* _Exercise details_
Write out the complete material exactly as it stands.

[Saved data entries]
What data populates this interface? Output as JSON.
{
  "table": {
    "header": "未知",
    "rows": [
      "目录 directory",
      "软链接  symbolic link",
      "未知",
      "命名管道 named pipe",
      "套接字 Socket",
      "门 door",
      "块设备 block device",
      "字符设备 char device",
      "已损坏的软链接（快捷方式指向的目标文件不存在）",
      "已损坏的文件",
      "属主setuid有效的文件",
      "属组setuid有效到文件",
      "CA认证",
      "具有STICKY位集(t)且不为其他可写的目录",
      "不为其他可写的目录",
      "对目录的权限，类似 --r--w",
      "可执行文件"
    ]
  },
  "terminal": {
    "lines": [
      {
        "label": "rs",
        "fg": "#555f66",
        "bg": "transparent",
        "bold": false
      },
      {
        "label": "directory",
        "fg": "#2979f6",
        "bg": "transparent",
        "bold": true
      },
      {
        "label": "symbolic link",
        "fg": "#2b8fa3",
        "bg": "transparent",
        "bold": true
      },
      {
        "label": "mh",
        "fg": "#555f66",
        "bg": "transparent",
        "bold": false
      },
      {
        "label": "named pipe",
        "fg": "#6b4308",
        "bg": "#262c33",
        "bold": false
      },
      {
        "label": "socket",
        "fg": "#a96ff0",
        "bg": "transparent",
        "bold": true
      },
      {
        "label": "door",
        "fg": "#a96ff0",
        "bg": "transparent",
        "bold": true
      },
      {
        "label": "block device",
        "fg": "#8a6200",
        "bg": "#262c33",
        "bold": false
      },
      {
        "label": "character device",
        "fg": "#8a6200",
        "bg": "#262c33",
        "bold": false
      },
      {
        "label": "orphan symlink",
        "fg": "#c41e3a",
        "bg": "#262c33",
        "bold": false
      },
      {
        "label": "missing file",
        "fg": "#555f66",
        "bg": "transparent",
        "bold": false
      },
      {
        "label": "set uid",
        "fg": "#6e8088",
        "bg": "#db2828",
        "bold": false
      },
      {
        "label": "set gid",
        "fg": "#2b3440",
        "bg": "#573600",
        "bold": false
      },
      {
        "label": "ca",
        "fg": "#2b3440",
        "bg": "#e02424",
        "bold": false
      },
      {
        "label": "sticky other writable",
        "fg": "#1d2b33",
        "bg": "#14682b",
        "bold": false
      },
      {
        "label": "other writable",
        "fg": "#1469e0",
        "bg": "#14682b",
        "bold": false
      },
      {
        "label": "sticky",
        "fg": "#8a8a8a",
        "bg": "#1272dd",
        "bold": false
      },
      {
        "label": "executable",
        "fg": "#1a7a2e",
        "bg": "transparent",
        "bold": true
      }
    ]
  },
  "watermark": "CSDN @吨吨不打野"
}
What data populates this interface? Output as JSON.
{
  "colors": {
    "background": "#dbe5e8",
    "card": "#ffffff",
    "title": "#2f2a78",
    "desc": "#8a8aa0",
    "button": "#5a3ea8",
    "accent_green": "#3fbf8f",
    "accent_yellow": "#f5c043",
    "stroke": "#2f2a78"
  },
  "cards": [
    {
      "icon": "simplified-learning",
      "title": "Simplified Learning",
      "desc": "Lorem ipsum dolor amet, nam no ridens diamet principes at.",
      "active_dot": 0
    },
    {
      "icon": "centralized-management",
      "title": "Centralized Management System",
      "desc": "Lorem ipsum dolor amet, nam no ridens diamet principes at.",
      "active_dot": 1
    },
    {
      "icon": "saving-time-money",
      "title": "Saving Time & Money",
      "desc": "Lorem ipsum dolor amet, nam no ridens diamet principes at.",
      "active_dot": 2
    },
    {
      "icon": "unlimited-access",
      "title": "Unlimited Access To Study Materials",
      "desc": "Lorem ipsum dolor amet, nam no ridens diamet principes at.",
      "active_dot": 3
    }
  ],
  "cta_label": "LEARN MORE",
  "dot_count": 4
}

* _Answer to this task_
What data populates this interface? Output as JSON.
{
  "table": {
    "header": "未知",
    "rows": [
      "目录 directory",
      "软链接  symbolic link",
      "未知",
      "命名管道 named pipe",
      "套接字 Socket",
      "门 door",
      "块设备 block device",
      "字符设备 char device",
      "已损坏的软链接（快捷方式指向的目标文件不存在）",
      "已损坏的文件",
      "属主setuid有效的文件",
      "属组setuid有效到文件",
      "CA认证",
      "具有STICKY位集(t)且不为其他可写的目录",
      "不为其他可写的目录",
      "对目录的权限，类似 --r--w",
      "可执行文件"
    ]
  },
  "terminal": {
    "lines": [
      {
        "label": "rs",
        "fg": "#555f66",
        "bg": "transparent",
        "bold": false
      },
      {
        "label": "directory",
        "fg": "#2979f6",
        "bg": "transparent",
        "bold": true
      },
      {
        "label": "symbolic link",
        "fg": "#2b8fa3",
        "bg": "transparent",
        "bold": true
      },
      {
        "label": "mh",
        "fg": "#555f66",
        "bg": "transparent",
        "bold": false
      },
      {
        "label": "named pipe",
        "fg": "#6b4308",
        "bg": "#262c33",
        "bold": false
      },
      {
        "label": "socket",
        "fg": "#a96ff0",
        "bg": "transparent",
        "bold": true
      },
      {
        "label": "door",
        "fg": "#a96ff0",
        "bg": "transparent",
        "bold": true
      },
      {
        "label": "block device",
        "fg": "#8a6200",
        "bg": "#262c33",
        "bold": false
      },
      {
        "label": "character device",
        "fg": "#8a6200",
        "bg": "#262c33",
        "bold": false
      },
      {
        "label": "orphan symlink",
        "fg": "#c41e3a",
        "bg": "#262c33",
        "bold": false
      },
      {
        "label": "missing file",
        "fg": "#555f66",
        "bg": "transparent",
        "bold": false
      },
      {
        "label": "set uid",
        "fg": "#6e8088",
        "bg": "#db2828",
        "bold": false
      },
      {
        "label": "set gid",
        "fg": "#2b3440",
        "bg": "#573600",
        "bold": false
      },
      {
        "label": "ca",
        "fg": "#2b3440",
        "bg": "#e02424",
        "bold": false
      },
      {
        "label": "sticky other writable",
        "fg": "#1d2b33",
        "bg": "#14682b",
        "bold": false
      },
      {
        "label": "other writable",
        "fg": "#1469e0",
        "bg": "#14682b",
        "bold": false
      },
      {
        "label": "sticky",
        "fg": "#8a8a8a",
        "bg": "#1272dd",
        "bold": false
      },
      {
        "label": "executable",
        "fg": "#1a7a2e",
        "bg": "transparent",
        "bold": true
      }
    ]
  },
  "watermark": "CSDN @吨吨不打野"
}
What data populates this interface? Output as JSON.
{
  "colors": {
    "background": "#dbe5e8",
    "card": "#ffffff",
    "title": "#2f2a78",
    "desc": "#8a8aa0",
    "button": "#5a3ea8",
    "accent_green": "#3fbf8f",
    "accent_yellow": "#f5c043",
    "stroke": "#2f2a78"
  },
  "cards": [
    {
      "icon": "simplified-learning",
      "title": "Simplified Learning",
      "desc": "Lorem ipsum dolor amet, nam no ridens diamet principes at.",
      "active_dot": 0
    },
    {
      "icon": "centralized-management",
      "title": "Centralized Management System",
      "desc": "Lorem ipsum dolor amet, nam no ridens diamet principes at.",
      "active_dot": 1
    },
    {
      "icon": "saving-time-money",
      "title": "Saving Time & Money",
      "desc": "Lorem ipsum dolor amet, nam no ridens diamet principes at.",
      "active_dot": 2
    },
    {
      "icon": "unlimited-access",
      "title": "Unlimited Access To Study Materials",
      "desc": "Lorem ipsum dolor amet, nam no ridens diamet principes at.",
      "active_dot": 3
    }
  ],
  "cta_label": "LEARN MORE",
  "dot_count": 4
}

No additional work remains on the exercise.